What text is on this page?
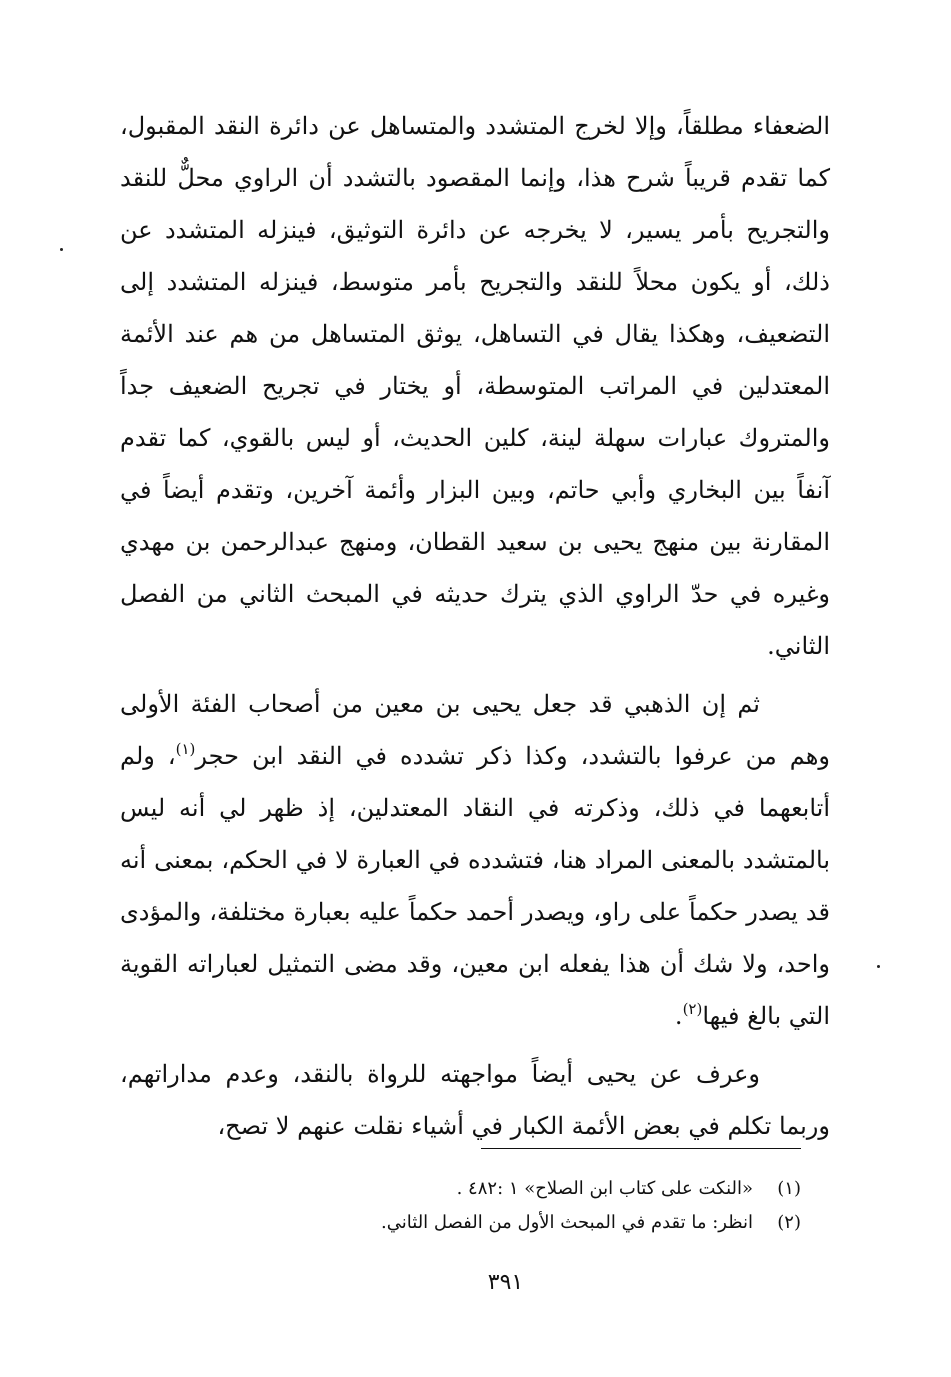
الضعفاء مطلقاً، وإلا لخرج المتشدد والمتساهل عن دائرة النقد المقبول، كما تقدم قريباً شرح هذا، وإنما المقصود بالتشدد أن الراوي محلٌّ للنقد والتجريح بأمر يسير، لا يخرجه عن دائرة التوثيق، فينزله المتشدد عن ذلك، أو يكون محلاً للنقد والتجريح بأمر متوسط، فينزله المتشدد إلى التضعيف، وهكذا يقال في التساهل، يوثق المتساهل من هم عند الأئمة المعتدلين في المراتب المتوسطة، أو يختار في تجريح الضعيف جداً والمتروك عبارات سهلة لينة، كلين الحديث، أو ليس بالقوي، كما تقدم آنفاً بين البخاري وأبي حاتم، وبين البزار وأئمة آخرين، وتقدم أيضاً في المقارنة بين منهج يحيى بن سعيد القطان، ومنهج عبدالرحمن بن مهدي وغيره في حدّ الراوي الذي يترك حديثه في المبحث الثاني من الفصل الثاني.

ثم إن الذهبي قد جعل يحيى بن معين من أصحاب الفئة الأولى وهم من عرفوا بالتشدد، وكذا ذكر تشدده في النقد ابن حجر$^{(١)}$، ولم أتابعهما في ذلك، وذكرته في النقاد المعتدلين، إذ ظهر لي أنه ليس بالمتشدد بالمعنى المراد هنا، فتشدده في العبارة لا في الحكم، بمعنى أنه قد يصدر حكماً على راو، ويصدر أحمد حكماً عليه بعبارة مختلفة، والمؤدى واحد، ولا شك أن هذا يفعله ابن معين، وقد مضى التمثيل لعباراته القوية التي بالغ فيها$^{(٢)}$.

وعرف عن يحيى أيضاً مواجهته للرواة بالنقد، وعدم مداراتهم، وربما تكلم في بعض الأئمة الكبار في أشياء نقلت عنهم لا تصح،

(١)
«النكت على كتاب ابن الصلاح» ١ :٤٨٢ .
(٢)
انظر: ما تقدم في المبحث الأول من الفصل الثاني.
٣٩١
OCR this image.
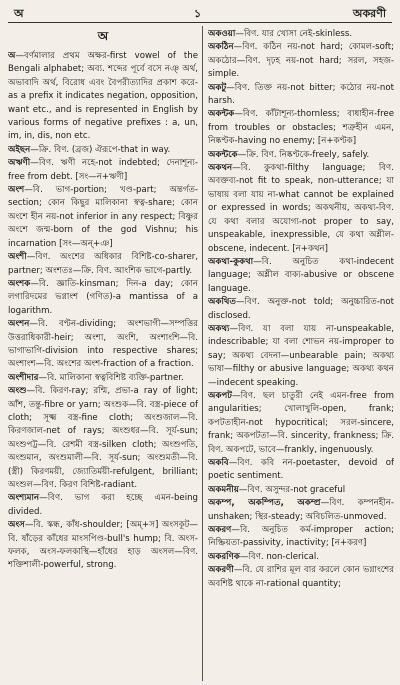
অ	১	অকরণী
অ

অ—বর্ণমালার প্রথম অক্ষর-first vowel of the Bengali alphabet; অব্য. শব্দের পূর্বে বসে নঞ্ অর্থ, অভাবাদি অর্থ, বিরোধ এবং বৈপরীত্যাদির প্রকাশ করে-as a prefix it indicates negation, opposition, want etc., and is represented in English by various forms of negative prefixes : a, un, im, in, dis, non etc.

অইছন—ক্রি. বিণ. (ব্রজ) ঐরূপে-that in way.

অঋণী—বিণ. ঋণী নহে-not indebted; দেনাশূন্য-free from debt. [সং—ন+ঋণী]

অংশ—বি. ভাগ-portion; খণ্ড-part; অন্তর্গত-section; কোন কিছুর মালিকানা স্বত্ব-share; কোন অংশে হীন নয়-not inferior in any respect; বিষ্ণুর অংশে জন্ম-born of the god Vishnu; his incarnation [সং—অন্+ঞ]

অংশী—বিণ. অংশের অধিকার বিশিষ্ট-co-sharer, partner; অংশতঃ—ক্রি. বিণ. আংশিক ভাগে-partly.

অংশক—বি. জ্ঞাতি-kinsman; দিন-a day; কোন লগারিদমের ভগ্নাংশ (গণিত)-a mantissa of a logarithm.

অংশন—বি. বণ্টন-dividing; অংশভাগী—সম্পত্তির উত্তরাধিকারী-heir; অংশা, অংশি, অংশাংশি—বি. ভাগাভাগি-division into respective shares; অংশাংশ—বি. অংশের অংশ-fraction of a fraction.

অংশীদার—বি. মালিকানা স্বত্ববিশিষ্ট ব্যক্তি-partner.

অংশু—বি. কিরণ-ray; রশ্মি, প্রভা-a ray of light; আঁশ, তন্তু-fibre or yarn; অংশুক—বি. বস্ত্র-piece of cloth; সূক্ষ্ম বস্ত্র-fine cloth; অংশুজাল—বি. কিরণজাল-net of rays; অংশুধর—বি. সূর্য-sun; অংশুপট্ট—বি. রেশমী বস্ত্র-silken cloth; অংশুপতি, অংশুমান, অংশুমালী—বি. সূর্য-sun; অংশুমতী—বি. (স্ত্রী) কিরণময়ী, জ্যোতির্ময়ী-refulgent, brilliant; অংশুল—বিণ. কিরণ বিশিষ্ট-radiant.

অংশ্যমান—বিণ. ভাগ করা হচ্ছে এমন-being divided.

অংস—বি. স্কন্ধ, কাঁধ-shoulder; [অম্+স] অংসকূট—বি. ষাঁড়ের কাঁধের মাংসপিণ্ড-bull's hump; বি. অংস-ফলক, অংস-ফলকাস্থি—হাঁধের হাড় অংসল—বিণ. শক্তিশালী-powerful, strong.

অকওয়া—বিণ. যার খোসা নেই-skinless.

অকঠিন—বিণ. কঠিন নয়-not hard; কোমল-soft; অকঠোর—বিণ. দৃঢ়হ নয়-not hard; সরল, সহজ-simple.

অকটু—বিণ. তিক্ত নয়-not bitter; কঠোর নয়-not harsh.

অকন্টক—বিণ. কাঁটাশূন্য-thornless; বাধাহীন-free from troubles or obstacles; শত্রুহীন এমন, নিষ্কণ্টক-having no enemy; [ন+কণ্টক]

অকন্টকে—ক্রি. বিণ. নিষ্কণ্টকে-freely, safely.

অকথন—বি. কুকথা-filthy language; বিণ. অবক্তব্য-not fit to speak, non-utterance; যা ভাষায় বলা যায় না-what cannot be explained or expressed in words; অকথনীয়, অকথ্য-বিণ. যে কথা বলার অযোগ্য-not proper to say, unspeakable, inexpressible, যে কথা অশ্লীল-obscene, indecent. [ন+কথন]

অকথা-কুকথা—বি. অনুচিত কথা-indecent language; অশ্লীল বাক্য-abusive or obscene language.

অকথিত—বিণ. অনুক্ত-not told; অনুচ্চারিত-not disclosed.

অকথ্য—বিণ. যা বলা যায় না-unspeakable, indescribable; যা বলা শোভন নয়-improper to say; অকথ্য বেদনা—unbearable pain; অকথ্য ভাষা—filthy or abusive language; অকথ্য কথন—indecent speaking.

অকপট—বিণ. ছল চাতুরী নেই এমন-free from angularities; খোলাখুলি-open, frank; কপটতাহীন-not hypocritical; সরল-sincere, frank; অকপটতা—বি. sincerity, frankness; ক্রি. বিণ. অকপটে, ভাবে—frankly, ingenuously.

অকবি—বিণ. কবি নন-poetaster, devoid of poetic sentiment.

অকমনীয়—বিণ. অসুন্দর-not graceful

অকম্প, অকম্পিত, অকম্প্র—বিণ. কম্পনহীন-unshaken; স্থির-steady; অবিচলিত-unmoved.

অকরণ—বি. অনুচিত কর্ম-improper action; নিষ্ক্রিয়তা-passivity, inactivity; [ন+করণ]

অকরণিক—বিণ. non-clerical.

অকরণী—বি. যে রাশির মূল বার করলে কোন ভগ্নাংশের অবশিষ্ট থাকে না-rational quantity;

**EXERCISE:** Your copy should hold every record word for word and none of the pictures.

**TASK RESULT:**
What text is on this page?
الضعفاء مطلقاً، وإلا لخرج المتشدد والمتساهل عن دائرة النقد المقبول، كما تقدم قريباً شرح هذا، وإنما المقصود بالتشدد أن الراوي محلٌّ للنقد والتجريح بأمر يسير، لا يخرجه عن دائرة التوثيق، فينزله المتشدد عن ذلك، أو يكون محلاً للنقد والتجريح بأمر متوسط، فينزله المتشدد إلى التضعيف، وهكذا يقال في التساهل، يوثق المتساهل من هم عند الأئمة المعتدلين في المراتب المتوسطة، أو يختار في تجريح الضعيف جداً والمتروك عبارات سهلة لينة، كلين الحديث، أو ليس بالقوي، كما تقدم آنفاً بين البخاري وأبي حاتم، وبين البزار وأئمة آخرين، وتقدم أيضاً في المقارنة بين منهج يحيى بن سعيد القطان، ومنهج عبدالرحمن بن مهدي وغيره في حدّ الراوي الذي يترك حديثه في المبحث الثاني من الفصل الثاني.

ثم إن الذهبي قد جعل يحيى بن معين من أصحاب الفئة الأولى وهم من عرفوا بالتشدد، وكذا ذكر تشدده في النقد ابن حجر$^{(١)}$، ولم أتابعهما في ذلك، وذكرته في النقاد المعتدلين، إذ ظهر لي أنه ليس بالمتشدد بالمعنى المراد هنا، فتشدده في العبارة لا في الحكم، بمعنى أنه قد يصدر حكماً على راو، ويصدر أحمد حكماً عليه بعبارة مختلفة، والمؤدى واحد، ولا شك أن هذا يفعله ابن معين، وقد مضى التمثيل لعباراته القوية التي بالغ فيها$^{(٢)}$.

وعرف عن يحيى أيضاً مواجهته للرواة بالنقد، وعدم مداراتهم، وربما تكلم في بعض الأئمة الكبار في أشياء نقلت عنهم لا تصح،

(١)
«النكت على كتاب ابن الصلاح» ١ :٤٨٢ .
(٢)
انظر: ما تقدم في المبحث الأول من الفصل الثاني.
٣٩١
OCR this image.
অ	১	অকরণী
অ

অ—বর্ণমালার প্রথম অক্ষর-first vowel of the Bengali alphabet; অব্য. শব্দের পূর্বে বসে নঞ্ অর্থ, অভাবাদি অর্থ, বিরোধ এবং বৈপরীত্যাদির প্রকাশ করে-as a prefix it indicates negation, opposition, want etc., and is represented in English by various forms of negative prefixes : a, un, im, in, dis, non etc.

অইছন—ক্রি. বিণ. (ব্রজ) ঐরূপে-that in way.

অঋণী—বিণ. ঋণী নহে-not indebted; দেনাশূন্য-free from debt. [সং—ন+ঋণী]

অংশ—বি. ভাগ-portion; খণ্ড-part; অন্তর্গত-section; কোন কিছুর মালিকানা স্বত্ব-share; কোন অংশে হীন নয়-not inferior in any respect; বিষ্ণুর অংশে জন্ম-born of the god Vishnu; his incarnation [সং—অন্+ঞ]

অংশী—বিণ. অংশের অধিকার বিশিষ্ট-co-sharer, partner; অংশতঃ—ক্রি. বিণ. আংশিক ভাগে-partly.

অংশক—বি. জ্ঞাতি-kinsman; দিন-a day; কোন লগারিদমের ভগ্নাংশ (গণিত)-a mantissa of a logarithm.

অংশন—বি. বণ্টন-dividing; অংশভাগী—সম্পত্তির উত্তরাধিকারী-heir; অংশা, অংশি, অংশাংশি—বি. ভাগাভাগি-division into respective shares; অংশাংশ—বি. অংশের অংশ-fraction of a fraction.

অংশীদার—বি. মালিকানা স্বত্ববিশিষ্ট ব্যক্তি-partner.

অংশু—বি. কিরণ-ray; রশ্মি, প্রভা-a ray of light; আঁশ, তন্তু-fibre or yarn; অংশুক—বি. বস্ত্র-piece of cloth; সূক্ষ্ম বস্ত্র-fine cloth; অংশুজাল—বি. কিরণজাল-net of rays; অংশুধর—বি. সূর্য-sun; অংশুপট্ট—বি. রেশমী বস্ত্র-silken cloth; অংশুপতি, অংশুমান, অংশুমালী—বি. সূর্য-sun; অংশুমতী—বি. (স্ত্রী) কিরণময়ী, জ্যোতির্ময়ী-refulgent, brilliant; অংশুল—বিণ. কিরণ বিশিষ্ট-radiant.

অংশ্যমান—বিণ. ভাগ করা হচ্ছে এমন-being divided.

অংস—বি. স্কন্ধ, কাঁধ-shoulder; [অম্+স] অংসকূট—বি. ষাঁড়ের কাঁধের মাংসপিণ্ড-bull's hump; বি. অংস-ফলক, অংস-ফলকাস্থি—হাঁধের হাড় অংসল—বিণ. শক্তিশালী-powerful, strong.

অকওয়া—বিণ. যার খোসা নেই-skinless.

অকঠিন—বিণ. কঠিন নয়-not hard; কোমল-soft; অকঠোর—বিণ. দৃঢ়হ নয়-not hard; সরল, সহজ-simple.

অকটু—বিণ. তিক্ত নয়-not bitter; কঠোর নয়-not harsh.

অকন্টক—বিণ. কাঁটাশূন্য-thornless; বাধাহীন-free from troubles or obstacles; শত্রুহীন এমন, নিষ্কণ্টক-having no enemy; [ন+কণ্টক]

অকন্টকে—ক্রি. বিণ. নিষ্কণ্টকে-freely, safely.

অকথন—বি. কুকথা-filthy language; বিণ. অবক্তব্য-not fit to speak, non-utterance; যা ভাষায় বলা যায় না-what cannot be explained or expressed in words; অকথনীয়, অকথ্য-বিণ. যে কথা বলার অযোগ্য-not proper to say, unspeakable, inexpressible, যে কথা অশ্লীল-obscene, indecent. [ন+কথন]

অকথা-কুকথা—বি. অনুচিত কথা-indecent language; অশ্লীল বাক্য-abusive or obscene language.

অকথিত—বিণ. অনুক্ত-not told; অনুচ্চারিত-not disclosed.

অকথ্য—বিণ. যা বলা যায় না-unspeakable, indescribable; যা বলা শোভন নয়-improper to say; অকথ্য বেদনা—unbearable pain; অকথ্য ভাষা—filthy or abusive language; অকথ্য কথন—indecent speaking.

অকপট—বিণ. ছল চাতুরী নেই এমন-free from angularities; খোলাখুলি-open, frank; কপটতাহীন-not hypocritical; সরল-sincere, frank; অকপটতা—বি. sincerity, frankness; ক্রি. বিণ. অকপটে, ভাবে—frankly, ingenuously.

অকবি—বিণ. কবি নন-poetaster, devoid of poetic sentiment.

অকমনীয়—বিণ. অসুন্দর-not graceful

অকম্প, অকম্পিত, অকম্প্র—বিণ. কম্পনহীন-unshaken; স্থির-steady; অবিচলিত-unmoved.

অকরণ—বি. অনুচিত কর্ম-improper action; নিষ্ক্রিয়তা-passivity, inactivity; [ন+করণ]

অকরণিক—বিণ. non-clerical.

অকরণী—বি. যে রাশির মূল বার করলে কোন ভগ্নাংশের অবশিষ্ট থাকে না-rational quantity;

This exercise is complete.